_Task objective_
From the entries provided below, copy each line that contains the word "this".

_Data supplied_
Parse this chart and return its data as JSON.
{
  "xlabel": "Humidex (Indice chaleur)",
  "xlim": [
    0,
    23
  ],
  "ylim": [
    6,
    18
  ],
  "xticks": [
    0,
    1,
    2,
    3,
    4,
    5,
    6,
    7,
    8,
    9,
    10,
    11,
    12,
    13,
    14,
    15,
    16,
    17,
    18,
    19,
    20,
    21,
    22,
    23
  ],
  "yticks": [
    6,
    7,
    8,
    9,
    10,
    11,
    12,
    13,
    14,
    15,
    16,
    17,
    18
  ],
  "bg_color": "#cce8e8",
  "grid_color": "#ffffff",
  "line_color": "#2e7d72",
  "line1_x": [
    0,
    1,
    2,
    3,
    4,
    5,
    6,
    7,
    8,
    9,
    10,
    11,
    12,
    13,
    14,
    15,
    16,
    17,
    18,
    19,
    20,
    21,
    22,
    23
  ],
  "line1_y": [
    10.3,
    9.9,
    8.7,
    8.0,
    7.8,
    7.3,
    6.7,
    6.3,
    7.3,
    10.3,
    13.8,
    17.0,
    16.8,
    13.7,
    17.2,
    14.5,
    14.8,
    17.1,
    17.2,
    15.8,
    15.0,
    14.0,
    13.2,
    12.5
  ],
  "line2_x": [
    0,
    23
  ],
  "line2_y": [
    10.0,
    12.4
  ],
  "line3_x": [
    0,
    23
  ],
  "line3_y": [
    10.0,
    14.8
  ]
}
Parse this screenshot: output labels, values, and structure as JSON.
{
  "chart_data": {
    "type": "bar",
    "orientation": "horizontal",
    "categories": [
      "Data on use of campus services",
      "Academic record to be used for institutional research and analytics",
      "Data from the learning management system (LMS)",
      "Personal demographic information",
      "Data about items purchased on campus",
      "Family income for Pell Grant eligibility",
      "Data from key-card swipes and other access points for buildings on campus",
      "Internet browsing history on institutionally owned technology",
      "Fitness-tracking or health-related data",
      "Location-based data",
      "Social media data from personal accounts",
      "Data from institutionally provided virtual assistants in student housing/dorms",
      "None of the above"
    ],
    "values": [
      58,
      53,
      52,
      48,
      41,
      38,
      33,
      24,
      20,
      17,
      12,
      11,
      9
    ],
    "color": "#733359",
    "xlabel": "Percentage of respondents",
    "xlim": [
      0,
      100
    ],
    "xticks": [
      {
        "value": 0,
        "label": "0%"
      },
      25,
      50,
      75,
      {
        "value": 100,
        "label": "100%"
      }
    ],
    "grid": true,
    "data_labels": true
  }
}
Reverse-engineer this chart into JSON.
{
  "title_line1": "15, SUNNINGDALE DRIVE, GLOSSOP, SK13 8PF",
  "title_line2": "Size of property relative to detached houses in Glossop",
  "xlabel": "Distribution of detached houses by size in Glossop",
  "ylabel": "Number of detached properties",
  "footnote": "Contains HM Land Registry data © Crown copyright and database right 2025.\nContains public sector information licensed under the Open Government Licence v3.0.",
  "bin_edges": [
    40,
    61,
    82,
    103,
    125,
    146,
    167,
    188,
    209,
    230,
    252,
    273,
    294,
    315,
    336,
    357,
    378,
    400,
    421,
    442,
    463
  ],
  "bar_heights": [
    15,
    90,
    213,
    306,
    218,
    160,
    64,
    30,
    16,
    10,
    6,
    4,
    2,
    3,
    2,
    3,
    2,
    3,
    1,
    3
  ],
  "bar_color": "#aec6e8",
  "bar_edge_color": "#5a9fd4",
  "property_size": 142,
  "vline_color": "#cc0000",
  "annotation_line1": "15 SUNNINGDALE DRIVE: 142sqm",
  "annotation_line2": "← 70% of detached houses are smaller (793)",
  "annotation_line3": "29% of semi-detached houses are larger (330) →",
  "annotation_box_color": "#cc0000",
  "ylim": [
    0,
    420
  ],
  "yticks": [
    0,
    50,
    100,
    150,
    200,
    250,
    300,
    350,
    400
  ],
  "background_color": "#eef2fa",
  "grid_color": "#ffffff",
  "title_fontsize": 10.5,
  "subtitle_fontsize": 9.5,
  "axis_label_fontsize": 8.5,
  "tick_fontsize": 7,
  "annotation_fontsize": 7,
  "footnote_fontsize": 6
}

_Expected answer_
Parse this chart and return its data as JSON.
Parse this screenshot: output labels, values, and structure as JSON.
Reverse-engineer this chart into JSON.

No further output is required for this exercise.